▶ _Data records_
------
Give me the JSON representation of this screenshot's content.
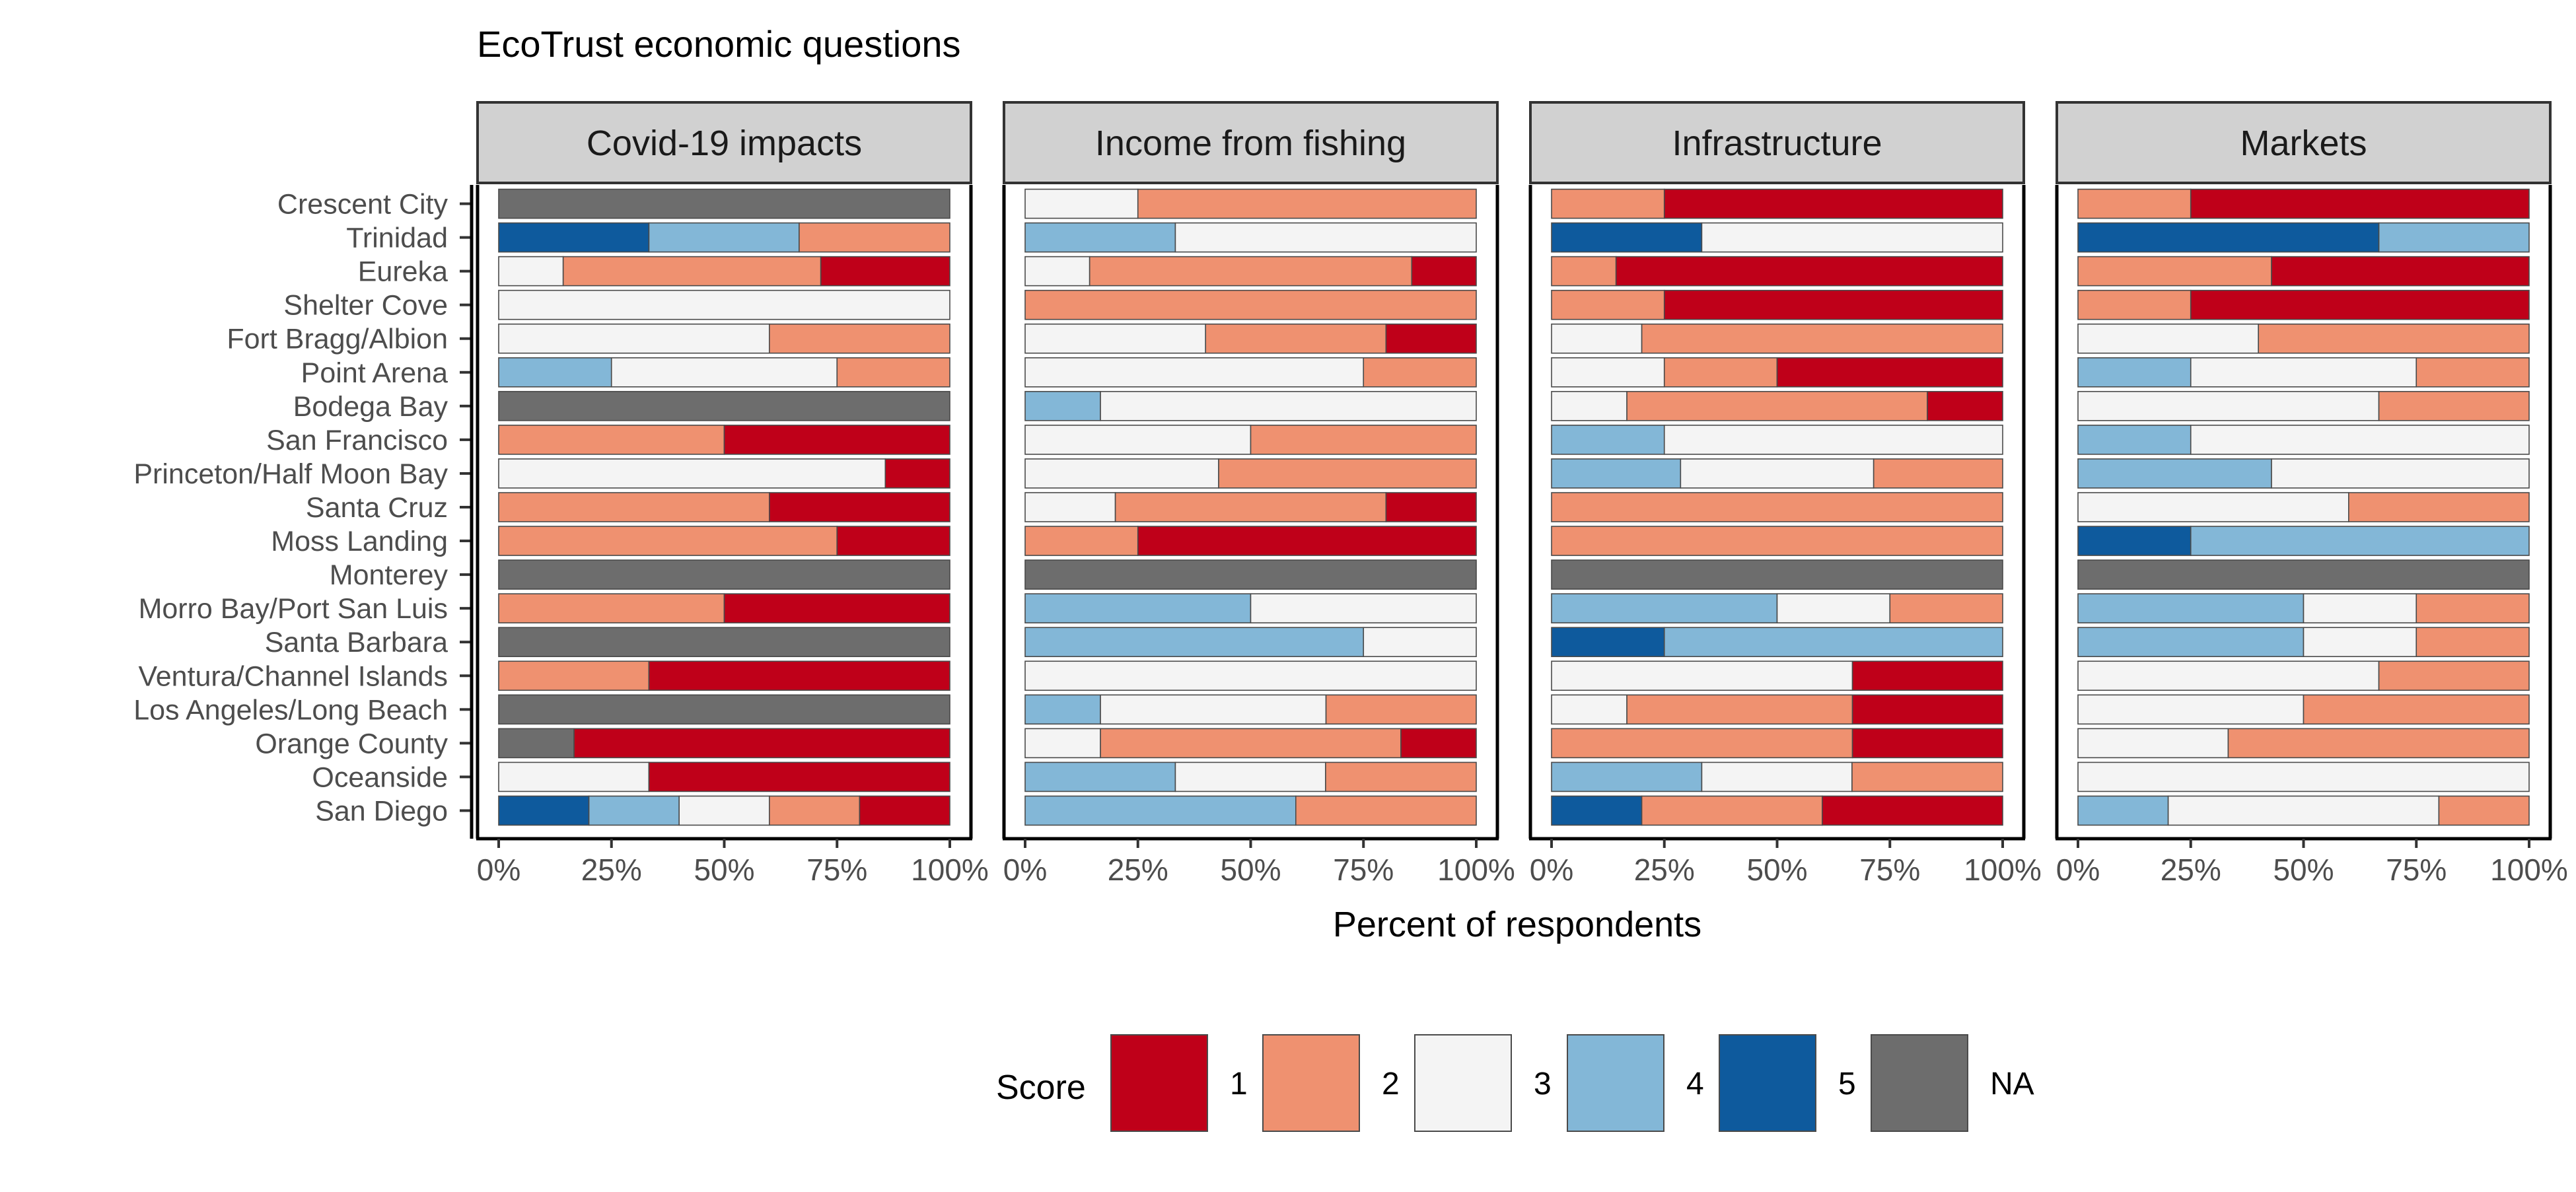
{
  "chart_data": {
    "type": "bar",
    "title": "EcoTrust economic questions",
    "xlabel": "Percent of respondents",
    "ylabel": "",
    "xlim": [
      0,
      100
    ],
    "x_ticks": [
      "0%",
      "25%",
      "50%",
      "75%",
      "100%"
    ],
    "categories": [
      "Crescent City",
      "Trinidad",
      "Eureka",
      "Shelter Cove",
      "Fort Bragg/Albion",
      "Point Arena",
      "Bodega Bay",
      "San Francisco",
      "Princeton/Half Moon Bay",
      "Santa Cruz",
      "Moss Landing",
      "Monterey",
      "Morro Bay/Port San Luis",
      "Santa Barbara",
      "Ventura/Channel Islands",
      "Los Angeles/Long Beach",
      "Orange County",
      "Oceanside",
      "San Diego"
    ],
    "legend": {
      "title": "Score",
      "position": "bottom",
      "items": [
        {
          "label": "1",
          "color": "#bf0019"
        },
        {
          "label": "2",
          "color": "#ef9170"
        },
        {
          "label": "3",
          "color": "#f4f4f4"
        },
        {
          "label": "4",
          "color": "#83b7d7"
        },
        {
          "label": "5",
          "color": "#0e5a9d"
        },
        {
          "label": "NA",
          "color": "#6d6d6d"
        }
      ]
    },
    "stack_order": [
      "5",
      "4",
      "3",
      "2",
      "1"
    ],
    "panels": [
      {
        "title": "Covid-19 impacts",
        "rows": [
          {
            "NA": 100
          },
          {
            "5": 33.3,
            "4": 33.3,
            "2": 33.4
          },
          {
            "3": 14.3,
            "2": 57.1,
            "1": 28.6
          },
          {
            "3": 100
          },
          {
            "3": 60,
            "2": 40
          },
          {
            "4": 25,
            "3": 50,
            "2": 25
          },
          {
            "NA": 100
          },
          {
            "2": 50,
            "1": 50
          },
          {
            "3": 85.7,
            "1": 14.3
          },
          {
            "2": 60,
            "1": 40
          },
          {
            "2": 75,
            "1": 25
          },
          {
            "NA": 100
          },
          {
            "2": 50,
            "1": 50
          },
          {
            "NA": 100
          },
          {
            "2": 33.3,
            "1": 66.7
          },
          {
            "NA": 100
          },
          {
            "NA": 16.7,
            "1": 83.3
          },
          {
            "3": 33.3,
            "1": 66.7
          },
          {
            "5": 20,
            "4": 20,
            "3": 20,
            "2": 20,
            "1": 20
          }
        ]
      },
      {
        "title": "Income from fishing",
        "rows": [
          {
            "3": 25,
            "2": 75
          },
          {
            "4": 33.3,
            "3": 66.7
          },
          {
            "3": 14.3,
            "2": 71.4,
            "1": 14.3
          },
          {
            "2": 100
          },
          {
            "3": 40,
            "2": 40,
            "1": 20
          },
          {
            "3": 75,
            "2": 25
          },
          {
            "4": 16.7,
            "3": 83.3
          },
          {
            "3": 50,
            "2": 50
          },
          {
            "3": 42.9,
            "2": 57.1
          },
          {
            "3": 20,
            "2": 60,
            "1": 20
          },
          {
            "2": 25,
            "1": 75
          },
          {
            "NA": 100
          },
          {
            "4": 50,
            "3": 50
          },
          {
            "4": 75,
            "3": 25
          },
          {
            "3": 100
          },
          {
            "4": 16.7,
            "3": 50,
            "2": 33.3
          },
          {
            "3": 16.7,
            "2": 66.6,
            "1": 16.7
          },
          {
            "4": 33.3,
            "3": 33.3,
            "2": 33.4
          },
          {
            "4": 60,
            "2": 40
          }
        ]
      },
      {
        "title": "Infrastructure",
        "rows": [
          {
            "2": 25,
            "1": 75
          },
          {
            "5": 33.3,
            "3": 66.7
          },
          {
            "2": 14.3,
            "1": 85.7
          },
          {
            "2": 25,
            "1": 75
          },
          {
            "3": 20,
            "2": 80
          },
          {
            "3": 25,
            "2": 25,
            "1": 50
          },
          {
            "3": 16.7,
            "2": 66.6,
            "1": 16.7
          },
          {
            "4": 25,
            "3": 75
          },
          {
            "4": 28.6,
            "3": 42.8,
            "2": 28.6
          },
          {
            "2": 100
          },
          {
            "2": 100
          },
          {
            "NA": 100
          },
          {
            "4": 50,
            "3": 25,
            "2": 25
          },
          {
            "5": 25,
            "4": 75
          },
          {
            "3": 66.7,
            "1": 33.3
          },
          {
            "3": 16.7,
            "2": 50,
            "1": 33.3
          },
          {
            "2": 66.7,
            "1": 33.3
          },
          {
            "4": 33.3,
            "3": 33.3,
            "2": 33.4
          },
          {
            "5": 20,
            "2": 40,
            "1": 40
          }
        ]
      },
      {
        "title": "Markets",
        "rows": [
          {
            "2": 25,
            "1": 75
          },
          {
            "5": 66.7,
            "4": 33.3
          },
          {
            "2": 42.9,
            "1": 57.1
          },
          {
            "2": 25,
            "1": 75
          },
          {
            "3": 40,
            "2": 60
          },
          {
            "4": 25,
            "3": 50,
            "2": 25
          },
          {
            "3": 66.7,
            "2": 33.3
          },
          {
            "4": 25,
            "3": 75
          },
          {
            "4": 42.9,
            "3": 57.1
          },
          {
            "3": 60,
            "2": 40
          },
          {
            "5": 25,
            "4": 75
          },
          {
            "NA": 100
          },
          {
            "4": 50,
            "3": 25,
            "2": 25
          },
          {
            "4": 50,
            "3": 25,
            "2": 25
          },
          {
            "3": 66.7,
            "2": 33.3
          },
          {
            "3": 50,
            "2": 50
          },
          {
            "3": 33.3,
            "2": 66.7
          },
          {
            "3": 100
          },
          {
            "4": 20,
            "3": 60,
            "2": 20
          }
        ]
      }
    ]
  }
}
------
▶ _What the task asks_
Search the lines above for the string "title" and copy each line that has it.

▶ _Task answer_
    "title": "EcoTrust economic questions",
      "title": "Score",
        "title": "Covid-19 impacts",
        "title": "Income from fishing",
        "title": "Infrastructure",
        "title": "Markets",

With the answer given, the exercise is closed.